• **Goal**
Look through the lines below and extract any with the word "page".

• **Dataset excerpts**
-- Start --
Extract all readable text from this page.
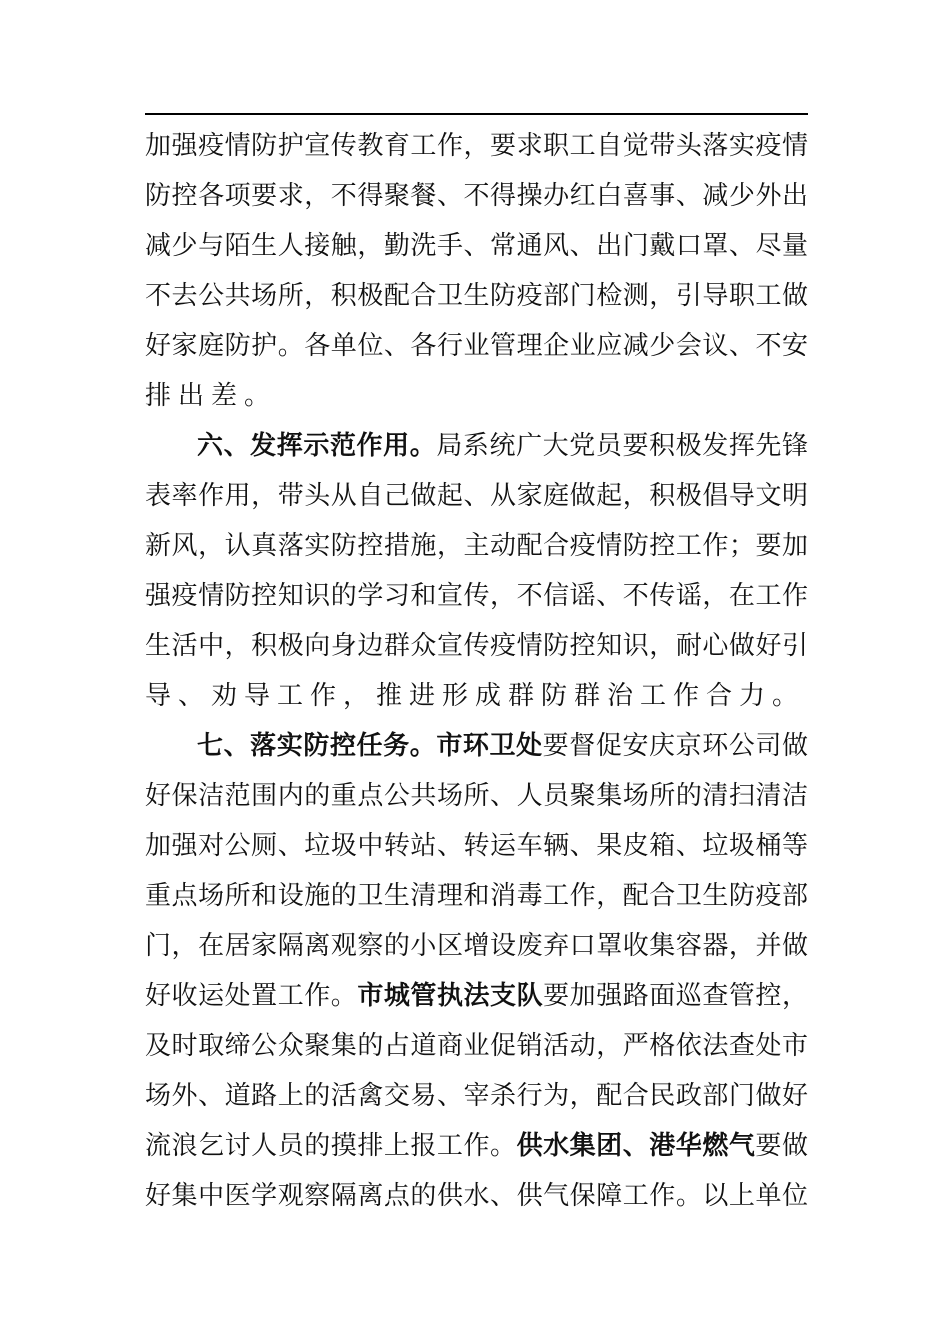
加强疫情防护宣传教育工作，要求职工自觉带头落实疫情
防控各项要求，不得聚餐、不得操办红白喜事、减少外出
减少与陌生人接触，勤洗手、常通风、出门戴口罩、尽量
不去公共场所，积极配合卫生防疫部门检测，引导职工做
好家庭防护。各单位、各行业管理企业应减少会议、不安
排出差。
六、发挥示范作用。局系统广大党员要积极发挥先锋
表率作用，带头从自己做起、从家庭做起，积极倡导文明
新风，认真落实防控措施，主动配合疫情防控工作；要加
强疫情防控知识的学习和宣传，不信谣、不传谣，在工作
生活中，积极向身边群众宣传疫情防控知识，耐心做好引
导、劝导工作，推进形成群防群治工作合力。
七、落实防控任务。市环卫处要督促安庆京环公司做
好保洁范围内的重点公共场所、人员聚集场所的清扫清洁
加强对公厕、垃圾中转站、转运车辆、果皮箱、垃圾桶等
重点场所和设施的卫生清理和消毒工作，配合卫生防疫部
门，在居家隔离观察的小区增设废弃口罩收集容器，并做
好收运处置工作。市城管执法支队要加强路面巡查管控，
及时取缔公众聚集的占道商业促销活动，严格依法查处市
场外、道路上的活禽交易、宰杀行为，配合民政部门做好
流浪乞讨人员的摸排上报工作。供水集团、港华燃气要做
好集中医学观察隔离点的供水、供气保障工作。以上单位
-- End --
-- Start --
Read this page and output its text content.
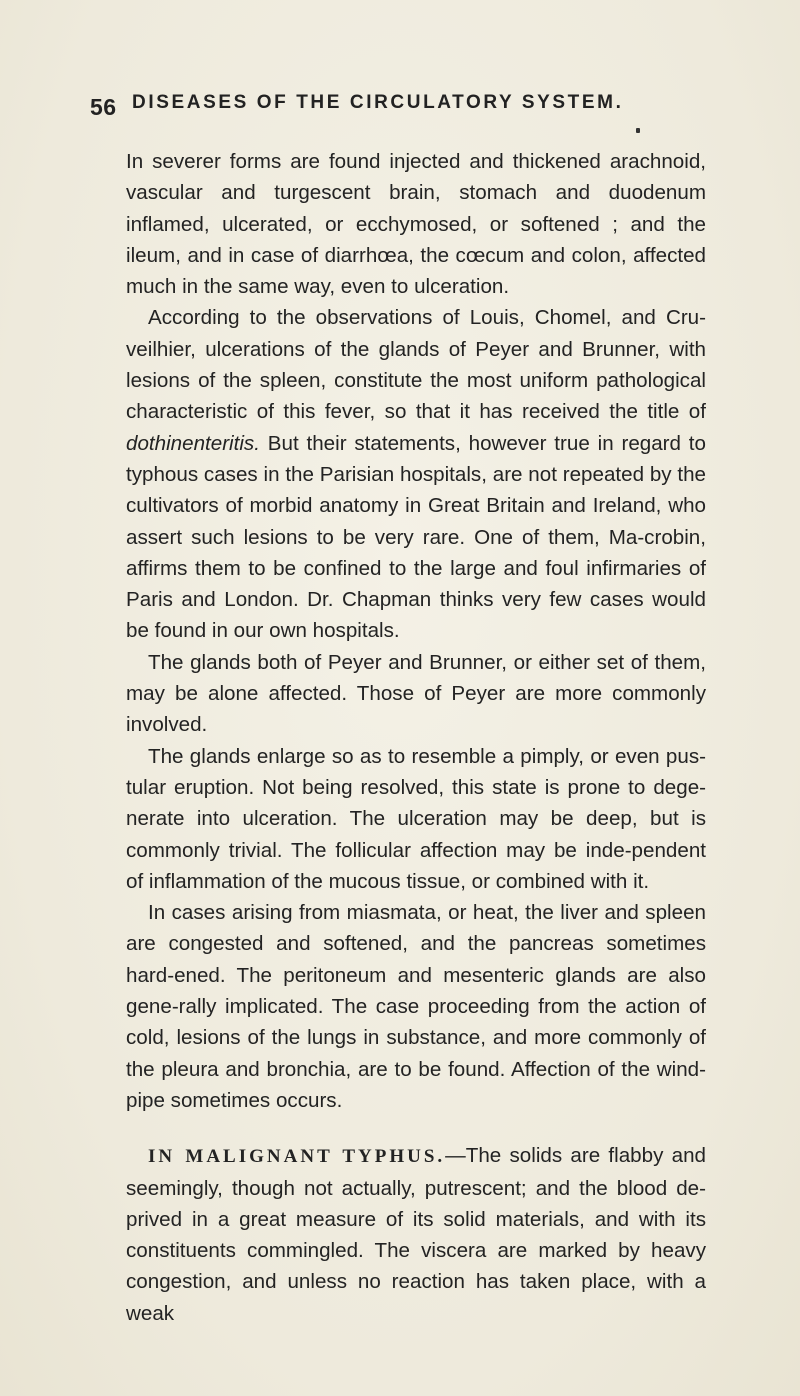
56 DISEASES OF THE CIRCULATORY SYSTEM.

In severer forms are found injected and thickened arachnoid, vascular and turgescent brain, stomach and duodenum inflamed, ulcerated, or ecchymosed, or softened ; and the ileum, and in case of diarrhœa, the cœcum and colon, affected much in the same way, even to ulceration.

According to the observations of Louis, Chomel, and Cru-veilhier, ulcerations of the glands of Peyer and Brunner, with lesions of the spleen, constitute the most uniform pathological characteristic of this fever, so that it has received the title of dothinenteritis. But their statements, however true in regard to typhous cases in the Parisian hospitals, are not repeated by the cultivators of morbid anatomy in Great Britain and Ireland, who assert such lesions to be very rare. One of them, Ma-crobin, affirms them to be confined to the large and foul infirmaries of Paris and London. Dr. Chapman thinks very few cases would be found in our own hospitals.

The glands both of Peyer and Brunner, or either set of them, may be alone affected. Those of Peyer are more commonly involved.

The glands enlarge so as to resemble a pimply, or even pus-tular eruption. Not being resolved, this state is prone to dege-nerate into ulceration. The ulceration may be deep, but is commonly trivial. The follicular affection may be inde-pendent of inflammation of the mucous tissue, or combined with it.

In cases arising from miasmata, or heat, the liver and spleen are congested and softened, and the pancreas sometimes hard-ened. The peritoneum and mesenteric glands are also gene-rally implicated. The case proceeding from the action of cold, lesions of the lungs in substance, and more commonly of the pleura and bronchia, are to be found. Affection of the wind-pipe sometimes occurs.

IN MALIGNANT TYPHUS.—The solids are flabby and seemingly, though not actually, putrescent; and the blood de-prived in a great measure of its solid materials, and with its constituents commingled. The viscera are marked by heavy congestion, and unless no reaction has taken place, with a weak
-- End --
• **Solution for this task**
Extract all readable text from this page.
Read this page and output its text content.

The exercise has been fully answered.